A block of data:
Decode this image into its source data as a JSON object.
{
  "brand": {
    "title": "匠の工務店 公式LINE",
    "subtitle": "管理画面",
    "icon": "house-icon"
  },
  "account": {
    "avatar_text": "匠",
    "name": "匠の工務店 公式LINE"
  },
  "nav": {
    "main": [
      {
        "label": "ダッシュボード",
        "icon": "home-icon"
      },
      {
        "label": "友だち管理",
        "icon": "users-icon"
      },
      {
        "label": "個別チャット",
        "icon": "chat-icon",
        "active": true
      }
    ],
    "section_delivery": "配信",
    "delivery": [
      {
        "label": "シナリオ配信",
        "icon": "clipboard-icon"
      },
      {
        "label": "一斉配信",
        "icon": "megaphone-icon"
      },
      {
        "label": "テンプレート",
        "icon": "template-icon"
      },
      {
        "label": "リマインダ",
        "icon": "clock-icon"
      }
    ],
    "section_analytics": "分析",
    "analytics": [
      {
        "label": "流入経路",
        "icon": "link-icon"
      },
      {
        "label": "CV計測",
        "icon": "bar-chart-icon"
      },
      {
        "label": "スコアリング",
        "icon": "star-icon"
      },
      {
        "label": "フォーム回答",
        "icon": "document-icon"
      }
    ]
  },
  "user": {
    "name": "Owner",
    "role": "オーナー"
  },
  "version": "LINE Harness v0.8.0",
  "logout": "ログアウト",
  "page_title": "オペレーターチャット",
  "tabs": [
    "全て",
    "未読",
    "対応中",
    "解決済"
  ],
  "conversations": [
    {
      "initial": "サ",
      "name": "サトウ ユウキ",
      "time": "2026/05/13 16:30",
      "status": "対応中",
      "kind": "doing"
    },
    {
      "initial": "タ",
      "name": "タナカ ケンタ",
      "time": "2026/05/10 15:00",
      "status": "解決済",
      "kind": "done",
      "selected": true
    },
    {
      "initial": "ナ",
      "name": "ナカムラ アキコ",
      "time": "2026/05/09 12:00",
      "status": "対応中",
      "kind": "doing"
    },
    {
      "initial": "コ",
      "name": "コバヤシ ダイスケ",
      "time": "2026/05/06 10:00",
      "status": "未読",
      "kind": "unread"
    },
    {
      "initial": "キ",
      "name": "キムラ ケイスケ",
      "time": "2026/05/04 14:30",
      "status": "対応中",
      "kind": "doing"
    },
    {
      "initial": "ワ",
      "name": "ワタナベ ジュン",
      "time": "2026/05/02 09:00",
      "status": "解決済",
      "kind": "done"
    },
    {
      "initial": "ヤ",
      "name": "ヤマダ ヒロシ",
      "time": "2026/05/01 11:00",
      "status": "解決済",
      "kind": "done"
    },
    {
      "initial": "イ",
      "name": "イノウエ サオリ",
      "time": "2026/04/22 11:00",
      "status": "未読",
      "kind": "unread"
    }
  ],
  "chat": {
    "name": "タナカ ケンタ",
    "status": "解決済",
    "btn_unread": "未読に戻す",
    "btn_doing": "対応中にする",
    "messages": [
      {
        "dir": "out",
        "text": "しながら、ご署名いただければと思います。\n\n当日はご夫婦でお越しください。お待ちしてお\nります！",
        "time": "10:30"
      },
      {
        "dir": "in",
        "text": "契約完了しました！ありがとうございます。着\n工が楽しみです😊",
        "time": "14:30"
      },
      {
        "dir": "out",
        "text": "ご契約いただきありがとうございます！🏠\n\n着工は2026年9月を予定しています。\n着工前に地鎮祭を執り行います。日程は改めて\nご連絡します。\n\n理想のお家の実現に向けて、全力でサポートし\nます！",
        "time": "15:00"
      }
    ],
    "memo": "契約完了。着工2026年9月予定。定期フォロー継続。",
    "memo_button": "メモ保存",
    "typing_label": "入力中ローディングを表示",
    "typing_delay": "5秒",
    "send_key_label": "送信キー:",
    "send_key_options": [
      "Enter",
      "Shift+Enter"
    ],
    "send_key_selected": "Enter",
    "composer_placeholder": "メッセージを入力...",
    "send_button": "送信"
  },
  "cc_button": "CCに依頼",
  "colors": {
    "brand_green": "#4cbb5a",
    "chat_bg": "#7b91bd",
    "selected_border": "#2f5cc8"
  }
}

Task prompt. Extract the complete listing above, reproducing each line exactly.

Reply to the exercise.
Decode this image into its source data as a JSON object.
{
  "brand": {
    "title": "匠の工務店 公式LINE",
    "subtitle": "管理画面",
    "icon": "house-icon"
  },
  "account": {
    "avatar_text": "匠",
    "name": "匠の工務店 公式LINE"
  },
  "nav": {
    "main": [
      {
        "label": "ダッシュボード",
        "icon": "home-icon"
      },
      {
        "label": "友だち管理",
        "icon": "users-icon"
      },
      {
        "label": "個別チャット",
        "icon": "chat-icon",
        "active": true
      }
    ],
    "section_delivery": "配信",
    "delivery": [
      {
        "label": "シナリオ配信",
        "icon": "clipboard-icon"
      },
      {
        "label": "一斉配信",
        "icon": "megaphone-icon"
      },
      {
        "label": "テンプレート",
        "icon": "template-icon"
      },
      {
        "label": "リマインダ",
        "icon": "clock-icon"
      }
    ],
    "section_analytics": "分析",
    "analytics": [
      {
        "label": "流入経路",
        "icon": "link-icon"
      },
      {
        "label": "CV計測",
        "icon": "bar-chart-icon"
      },
      {
        "label": "スコアリング",
        "icon": "star-icon"
      },
      {
        "label": "フォーム回答",
        "icon": "document-icon"
      }
    ]
  },
  "user": {
    "name": "Owner",
    "role": "オーナー"
  },
  "version": "LINE Harness v0.8.0",
  "logout": "ログアウト",
  "page_title": "オペレーターチャット",
  "tabs": [
    "全て",
    "未読",
    "対応中",
    "解決済"
  ],
  "conversations": [
    {
      "initial": "サ",
      "name": "サトウ ユウキ",
      "time": "2026/05/13 16:30",
      "status": "対応中",
      "kind": "doing"
    },
    {
      "initial": "タ",
      "name": "タナカ ケンタ",
      "time": "2026/05/10 15:00",
      "status": "解決済",
      "kind": "done",
      "selected": true
    },
    {
      "initial": "ナ",
      "name": "ナカムラ アキコ",
      "time": "2026/05/09 12:00",
      "status": "対応中",
      "kind": "doing"
    },
    {
      "initial": "コ",
      "name": "コバヤシ ダイスケ",
      "time": "2026/05/06 10:00",
      "status": "未読",
      "kind": "unread"
    },
    {
      "initial": "キ",
      "name": "キムラ ケイスケ",
      "time": "2026/05/04 14:30",
      "status": "対応中",
      "kind": "doing"
    },
    {
      "initial": "ワ",
      "name": "ワタナベ ジュン",
      "time": "2026/05/02 09:00",
      "status": "解決済",
      "kind": "done"
    },
    {
      "initial": "ヤ",
      "name": "ヤマダ ヒロシ",
      "time": "2026/05/01 11:00",
      "status": "解決済",
      "kind": "done"
    },
    {
      "initial": "イ",
      "name": "イノウエ サオリ",
      "time": "2026/04/22 11:00",
      "status": "未読",
      "kind": "unread"
    }
  ],
  "chat": {
    "name": "タナカ ケンタ",
    "status": "解決済",
    "btn_unread": "未読に戻す",
    "btn_doing": "対応中にする",
    "messages": [
      {
        "dir": "out",
        "text": "しながら、ご署名いただければと思います。\n\n当日はご夫婦でお越しください。お待ちしてお\nります！",
        "time": "10:30"
      },
      {
        "dir": "in",
        "text": "契約完了しました！ありがとうございます。着\n工が楽しみです😊",
        "time": "14:30"
      },
      {
        "dir": "out",
        "text": "ご契約いただきありがとうございます！🏠\n\n着工は2026年9月を予定しています。\n着工前に地鎮祭を執り行います。日程は改めて\nご連絡します。\n\n理想のお家の実現に向けて、全力でサポートし\nます！",
        "time": "15:00"
      }
    ],
    "memo": "契約完了。着工2026年9月予定。定期フォロー継続。",
    "memo_button": "メモ保存",
    "typing_label": "入力中ローディングを表示",
    "typing_delay": "5秒",
    "send_key_label": "送信キー:",
    "send_key_options": [
      "Enter",
      "Shift+Enter"
    ],
    "send_key_selected": "Enter",
    "composer_placeholder": "メッセージを入力...",
    "send_button": "送信"
  },
  "cc_button": "CCに依頼",
  "colors": {
    "brand_green": "#4cbb5a",
    "chat_bg": "#7b91bd",
    "selected_border": "#2f5cc8"
  }
}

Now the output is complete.